***** DATASET ENTRIES
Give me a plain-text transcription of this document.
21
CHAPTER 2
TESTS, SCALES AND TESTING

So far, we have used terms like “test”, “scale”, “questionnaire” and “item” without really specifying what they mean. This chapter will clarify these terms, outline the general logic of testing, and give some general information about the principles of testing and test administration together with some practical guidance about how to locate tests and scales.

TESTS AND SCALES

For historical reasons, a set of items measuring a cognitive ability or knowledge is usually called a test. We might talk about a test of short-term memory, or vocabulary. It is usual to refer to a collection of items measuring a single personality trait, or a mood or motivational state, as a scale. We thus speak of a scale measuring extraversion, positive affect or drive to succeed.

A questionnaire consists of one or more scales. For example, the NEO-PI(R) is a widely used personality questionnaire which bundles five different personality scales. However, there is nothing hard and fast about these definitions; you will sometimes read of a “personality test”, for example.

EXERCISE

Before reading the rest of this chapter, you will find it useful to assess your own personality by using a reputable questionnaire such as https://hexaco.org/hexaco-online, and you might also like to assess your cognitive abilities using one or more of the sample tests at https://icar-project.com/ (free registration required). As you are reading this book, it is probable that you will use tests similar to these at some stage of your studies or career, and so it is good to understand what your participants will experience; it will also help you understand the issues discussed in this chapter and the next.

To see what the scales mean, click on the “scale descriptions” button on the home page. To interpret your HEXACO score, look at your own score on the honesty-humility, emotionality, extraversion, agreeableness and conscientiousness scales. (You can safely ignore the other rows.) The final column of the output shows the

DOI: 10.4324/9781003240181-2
**********
***** DATASET ENTRIES
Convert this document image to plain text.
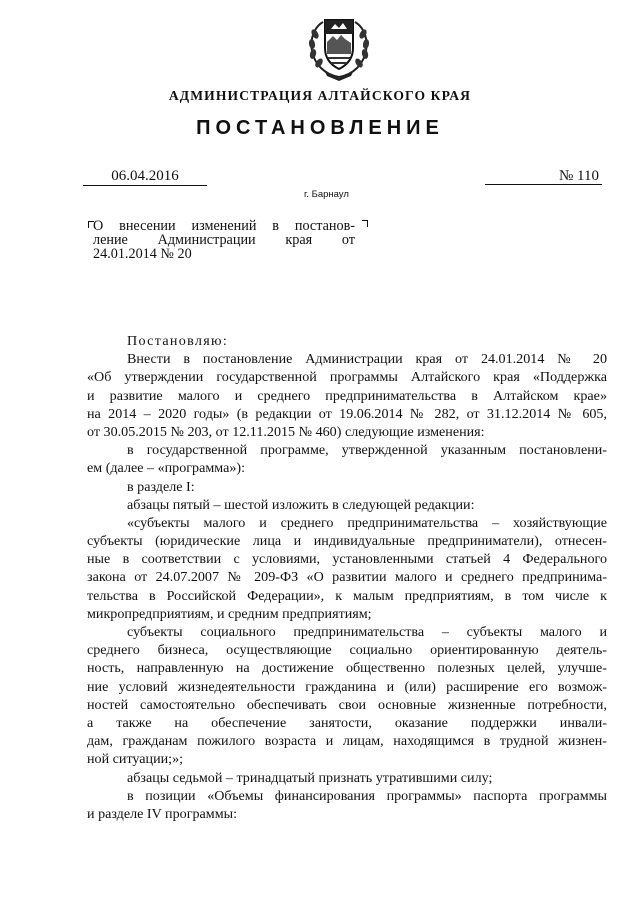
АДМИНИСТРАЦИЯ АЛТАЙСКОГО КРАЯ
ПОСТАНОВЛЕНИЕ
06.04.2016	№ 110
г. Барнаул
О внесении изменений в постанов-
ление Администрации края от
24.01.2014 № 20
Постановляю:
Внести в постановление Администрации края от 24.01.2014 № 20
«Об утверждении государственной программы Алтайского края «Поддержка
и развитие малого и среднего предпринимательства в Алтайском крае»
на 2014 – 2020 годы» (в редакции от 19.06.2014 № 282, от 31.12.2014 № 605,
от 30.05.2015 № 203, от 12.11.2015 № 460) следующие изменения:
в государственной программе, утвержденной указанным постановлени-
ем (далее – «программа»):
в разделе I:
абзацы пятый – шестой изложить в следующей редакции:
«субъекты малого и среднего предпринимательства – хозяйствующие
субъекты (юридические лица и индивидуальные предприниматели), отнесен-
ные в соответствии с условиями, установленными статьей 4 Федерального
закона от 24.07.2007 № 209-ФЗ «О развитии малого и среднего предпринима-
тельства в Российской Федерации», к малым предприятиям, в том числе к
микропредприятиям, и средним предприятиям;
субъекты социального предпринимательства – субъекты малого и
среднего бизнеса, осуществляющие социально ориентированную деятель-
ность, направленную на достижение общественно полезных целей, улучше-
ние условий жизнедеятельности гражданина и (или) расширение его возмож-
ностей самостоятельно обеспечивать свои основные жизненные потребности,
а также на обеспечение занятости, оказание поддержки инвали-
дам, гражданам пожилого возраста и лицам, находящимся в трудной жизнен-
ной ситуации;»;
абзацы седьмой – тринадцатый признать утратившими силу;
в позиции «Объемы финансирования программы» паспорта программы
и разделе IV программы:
**********
- [EXERCISE REQUIREMENTS]
Copy each line from the records above that includes the string "предпринимательства".

- [SOLUTION]
и развитие малого и среднего предпринимательства в Алтайском крае»
«субъекты малого и среднего предпринимательства – хозяйствующие
субъекты социального предпринимательства – субъекты малого и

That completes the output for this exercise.